#### Problem description
Using the data below, copy each line that includes the word "изложить".

#### Source records
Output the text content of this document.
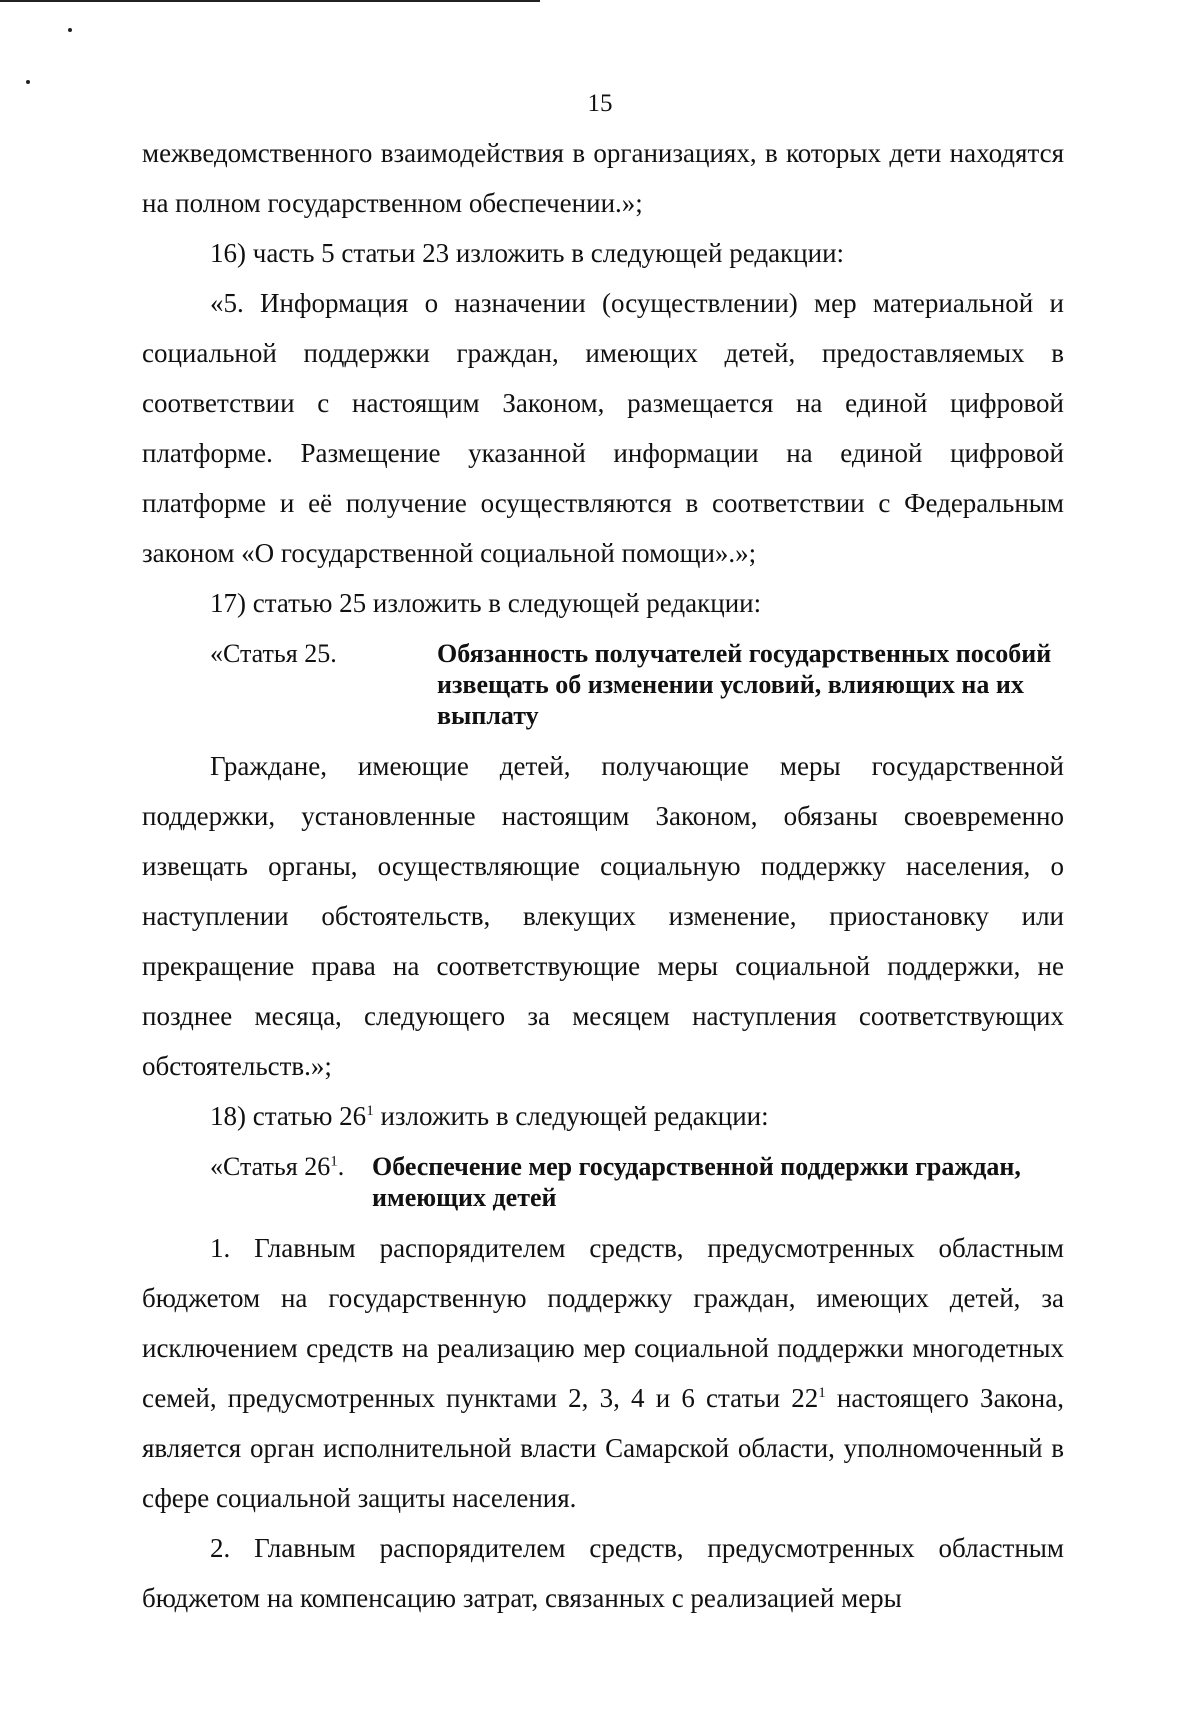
15

межведомственного взаимодействия в организациях, в которых дети находятся на полном государственном обеспечении.»;

16) часть 5 статьи 23 изложить в следующей редакции:

«5. Информация о назначении (осуществлении) мер материальной и социальной поддержки граждан, имеющих детей, предоставляемых в соответствии с настоящим Законом, размещается на единой цифровой платформе. Размещение указанной информации на единой цифровой платформе и её получение осуществляются в соответствии с Федеральным законом «О государственной социальной помощи».»;

17) статью 25 изложить в следующей редакции:

«Статья 25.	Обязанность получателей государственных пособий извещать об изменении условий, влияющих на их выплату

Граждане, имеющие детей, получающие меры государственной поддержки, установленные настоящим Законом, обязаны своевременно извещать органы, осуществляющие социальную поддержку населения, о наступлении обстоятельств, влекущих изменение, приостановку или прекращение права на соответствующие меры социальной поддержки, не позднее месяца, следующего за месяцем наступления соответствующих обстоятельств.»;

18) статью $26^1$ изложить в следующей редакции:

«Статья $26^1$. Обеспечение мер государственной поддержки граждан, имеющих детей

1. Главным распорядителем средств, предусмотренных областным бюджетом на государственную поддержку граждан, имеющих детей, за исключением средств на реализацию мер социальной поддержки многодетных семей, предусмотренных пунктами 2, 3, 4 и 6 статьи $22^1$ настоящего Закона, является орган исполнительной власти Самарской области, уполномоченный в сфере социальной защиты населения.

2. Главным распорядителем средств, предусмотренных областным бюджетом на компенсацию затрат, связанных с реализацией меры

#### Finished answer
16) часть 5 статьи 23 изложить в следующей редакции:
17) статью 25 изложить в следующей редакции:
18) статью $26^1$ изложить в следующей редакции:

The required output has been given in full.